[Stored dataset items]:
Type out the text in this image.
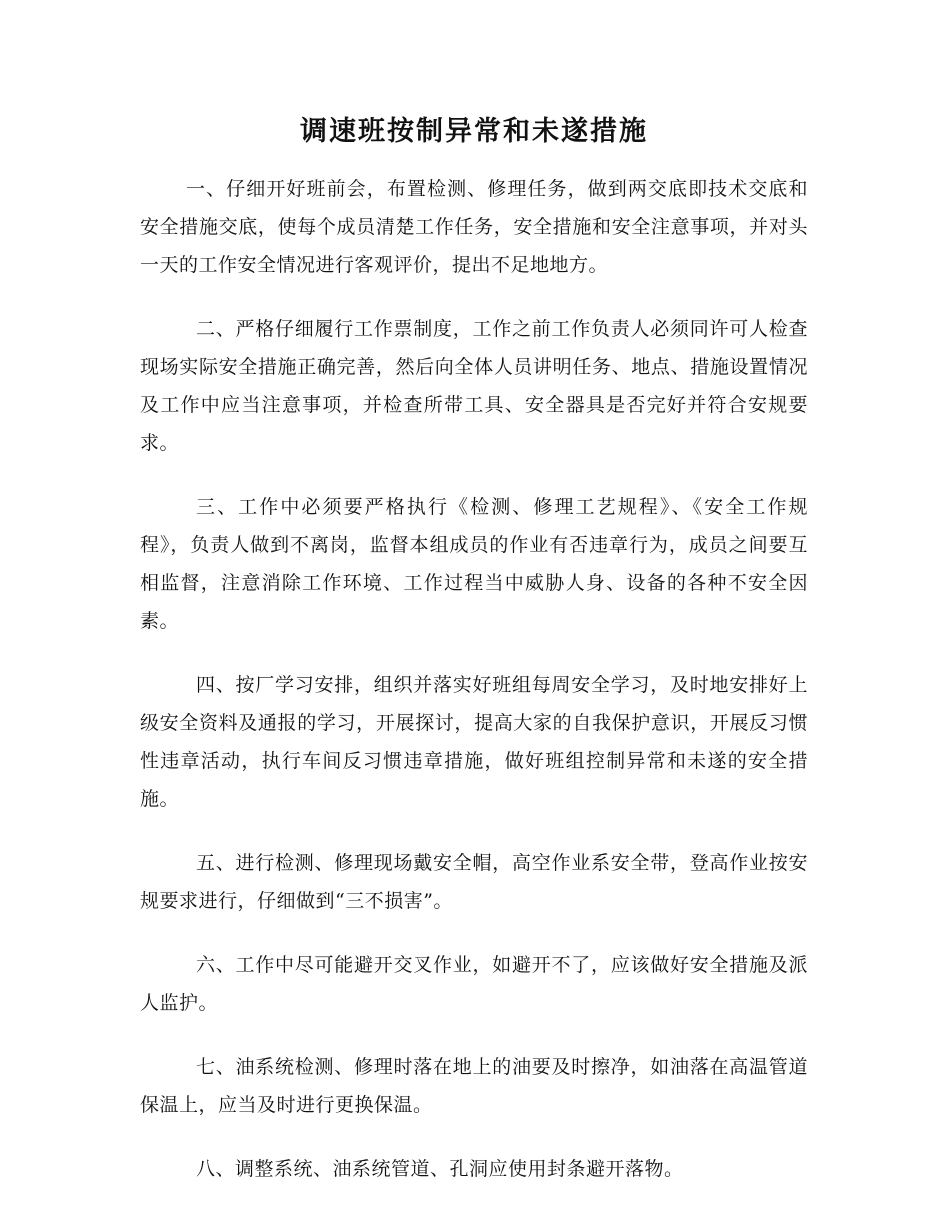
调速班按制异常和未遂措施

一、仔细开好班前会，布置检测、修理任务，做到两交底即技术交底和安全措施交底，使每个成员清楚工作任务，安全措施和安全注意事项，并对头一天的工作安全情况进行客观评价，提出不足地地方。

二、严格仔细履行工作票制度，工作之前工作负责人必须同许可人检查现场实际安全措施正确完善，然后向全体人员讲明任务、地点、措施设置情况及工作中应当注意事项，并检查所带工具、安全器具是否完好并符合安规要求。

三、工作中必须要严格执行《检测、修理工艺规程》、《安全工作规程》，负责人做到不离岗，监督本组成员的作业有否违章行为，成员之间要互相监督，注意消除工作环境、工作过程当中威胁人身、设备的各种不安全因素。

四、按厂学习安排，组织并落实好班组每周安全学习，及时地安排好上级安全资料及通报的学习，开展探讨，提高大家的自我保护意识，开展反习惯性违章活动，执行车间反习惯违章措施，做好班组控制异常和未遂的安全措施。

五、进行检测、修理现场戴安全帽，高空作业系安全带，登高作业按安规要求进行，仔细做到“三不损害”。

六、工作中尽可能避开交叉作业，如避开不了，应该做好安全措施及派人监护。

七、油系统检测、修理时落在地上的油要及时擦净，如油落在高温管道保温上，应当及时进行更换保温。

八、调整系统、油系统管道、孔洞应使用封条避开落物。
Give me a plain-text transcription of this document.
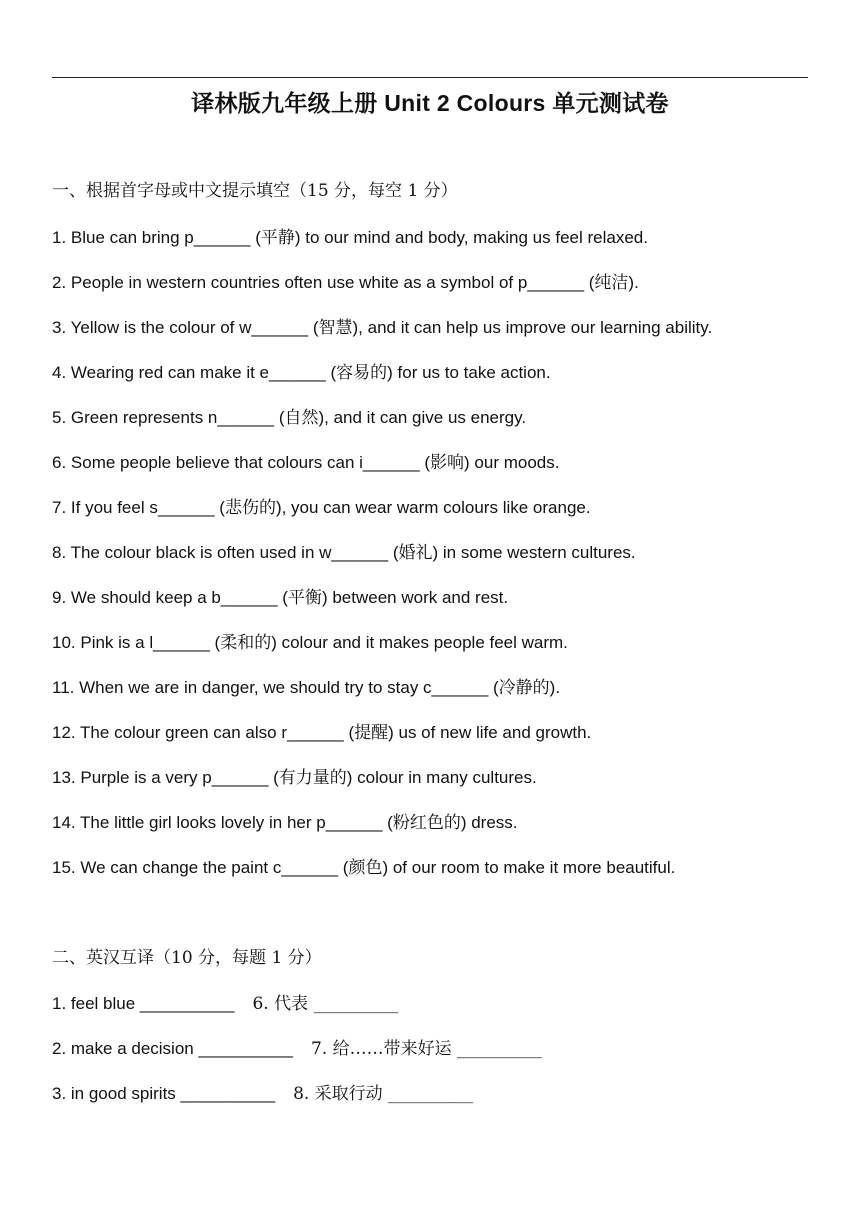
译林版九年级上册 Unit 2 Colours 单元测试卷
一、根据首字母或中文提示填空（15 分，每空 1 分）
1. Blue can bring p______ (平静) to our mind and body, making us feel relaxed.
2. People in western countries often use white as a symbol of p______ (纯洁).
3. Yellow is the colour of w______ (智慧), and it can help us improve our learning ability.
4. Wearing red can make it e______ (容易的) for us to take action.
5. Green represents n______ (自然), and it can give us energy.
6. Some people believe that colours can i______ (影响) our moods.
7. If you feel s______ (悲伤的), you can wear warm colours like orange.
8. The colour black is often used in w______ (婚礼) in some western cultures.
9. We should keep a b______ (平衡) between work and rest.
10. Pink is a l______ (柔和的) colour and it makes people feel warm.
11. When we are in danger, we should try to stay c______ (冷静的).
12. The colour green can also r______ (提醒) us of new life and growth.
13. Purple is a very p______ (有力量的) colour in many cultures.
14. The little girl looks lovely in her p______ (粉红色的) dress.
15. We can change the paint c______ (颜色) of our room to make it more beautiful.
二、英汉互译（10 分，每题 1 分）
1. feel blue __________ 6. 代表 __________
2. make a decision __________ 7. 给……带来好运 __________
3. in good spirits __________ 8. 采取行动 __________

[Written instruction]:
Quote every line word for word and keep the images out of the copy.

[Output of the task]:
Type out the text in this image.
调速班按制异常和未遂措施

一、仔细开好班前会，布置检测、修理任务，做到两交底即技术交底和安全措施交底，使每个成员清楚工作任务，安全措施和安全注意事项，并对头一天的工作安全情况进行客观评价，提出不足地地方。

二、严格仔细履行工作票制度，工作之前工作负责人必须同许可人检查现场实际安全措施正确完善，然后向全体人员讲明任务、地点、措施设置情况及工作中应当注意事项，并检查所带工具、安全器具是否完好并符合安规要求。

三、工作中必须要严格执行《检测、修理工艺规程》、《安全工作规程》，负责人做到不离岗，监督本组成员的作业有否违章行为，成员之间要互相监督，注意消除工作环境、工作过程当中威胁人身、设备的各种不安全因素。

四、按厂学习安排，组织并落实好班组每周安全学习，及时地安排好上级安全资料及通报的学习，开展探讨，提高大家的自我保护意识，开展反习惯性违章活动，执行车间反习惯违章措施，做好班组控制异常和未遂的安全措施。

五、进行检测、修理现场戴安全帽，高空作业系安全带，登高作业按安规要求进行，仔细做到“三不损害”。

六、工作中尽可能避开交叉作业，如避开不了，应该做好安全措施及派人监护。

七、油系统检测、修理时落在地上的油要及时擦净，如油落在高温管道保温上，应当及时进行更换保温。

八、调整系统、油系统管道、孔洞应使用封条避开落物。
Give me a plain-text transcription of this document.
译林版九年级上册 Unit 2 Colours 单元测试卷
一、根据首字母或中文提示填空（15 分，每空 1 分）
1. Blue can bring p______ (平静) to our mind and body, making us feel relaxed.
2. People in western countries often use white as a symbol of p______ (纯洁).
3. Yellow is the colour of w______ (智慧), and it can help us improve our learning ability.
4. Wearing red can make it e______ (容易的) for us to take action.
5. Green represents n______ (自然), and it can give us energy.
6. Some people believe that colours can i______ (影响) our moods.
7. If you feel s______ (悲伤的), you can wear warm colours like orange.
8. The colour black is often used in w______ (婚礼) in some western cultures.
9. We should keep a b______ (平衡) between work and rest.
10. Pink is a l______ (柔和的) colour and it makes people feel warm.
11. When we are in danger, we should try to stay c______ (冷静的).
12. The colour green can also r______ (提醒) us of new life and growth.
13. Purple is a very p______ (有力量的) colour in many cultures.
14. The little girl looks lovely in her p______ (粉红色的) dress.
15. We can change the paint c______ (颜色) of our room to make it more beautiful.
二、英汉互译（10 分，每题 1 分）
1. feel blue __________ 6. 代表 __________
2. make a decision __________ 7. 给……带来好运 __________
3. in good spirits __________ 8. 采取行动 __________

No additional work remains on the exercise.